What is being asked
Set down each entry from the block beneath, exactly as written.

[Records from a data collection]
══════════════════════════════
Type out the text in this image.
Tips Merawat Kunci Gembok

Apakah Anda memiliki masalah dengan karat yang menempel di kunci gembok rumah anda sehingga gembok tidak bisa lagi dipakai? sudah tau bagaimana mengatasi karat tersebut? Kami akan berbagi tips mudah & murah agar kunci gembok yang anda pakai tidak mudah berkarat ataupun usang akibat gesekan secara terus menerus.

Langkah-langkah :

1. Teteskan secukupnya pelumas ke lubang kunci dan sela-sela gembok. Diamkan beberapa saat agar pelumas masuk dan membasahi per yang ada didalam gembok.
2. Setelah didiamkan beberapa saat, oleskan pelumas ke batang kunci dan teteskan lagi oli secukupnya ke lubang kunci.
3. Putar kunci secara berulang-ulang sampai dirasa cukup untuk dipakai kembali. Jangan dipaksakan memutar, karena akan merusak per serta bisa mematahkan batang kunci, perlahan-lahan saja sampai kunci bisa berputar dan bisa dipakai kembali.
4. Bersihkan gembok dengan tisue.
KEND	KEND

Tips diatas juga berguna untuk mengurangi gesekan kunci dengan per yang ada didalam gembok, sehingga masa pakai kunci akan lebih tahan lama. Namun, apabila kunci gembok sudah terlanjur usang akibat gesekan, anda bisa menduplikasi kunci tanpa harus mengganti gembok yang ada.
══════════════════════════════
Task answer
Type out the text in this image.
Tips Merawat Kunci Gembok

Apakah Anda memiliki masalah dengan karat yang menempel di kunci gembok rumah anda sehingga gembok tidak bisa lagi dipakai? sudah tau bagaimana mengatasi karat tersebut? Kami akan berbagi tips mudah & murah agar kunci gembok yang anda pakai tidak mudah berkarat ataupun usang akibat gesekan secara terus menerus.

Langkah-langkah :

1. Teteskan secukupnya pelumas ke lubang kunci dan sela-sela gembok. Diamkan beberapa saat agar pelumas masuk dan membasahi per yang ada didalam gembok.
2. Setelah didiamkan beberapa saat, oleskan pelumas ke batang kunci dan teteskan lagi oli secukupnya ke lubang kunci.
3. Putar kunci secara berulang-ulang sampai dirasa cukup untuk dipakai kembali. Jangan dipaksakan memutar, karena akan merusak per serta bisa mematahkan batang kunci, perlahan-lahan saja sampai kunci bisa berputar dan bisa dipakai kembali.
4. Bersihkan gembok dengan tisue.
KEND	KEND

Tips diatas juga berguna untuk mengurangi gesekan kunci dengan per yang ada didalam gembok, sehingga masa pakai kunci akan lebih tahan lama. Namun, apabila kunci gembok sudah terlanjur usang akibat gesekan, anda bisa menduplikasi kunci tanpa harus mengganti gembok yang ada.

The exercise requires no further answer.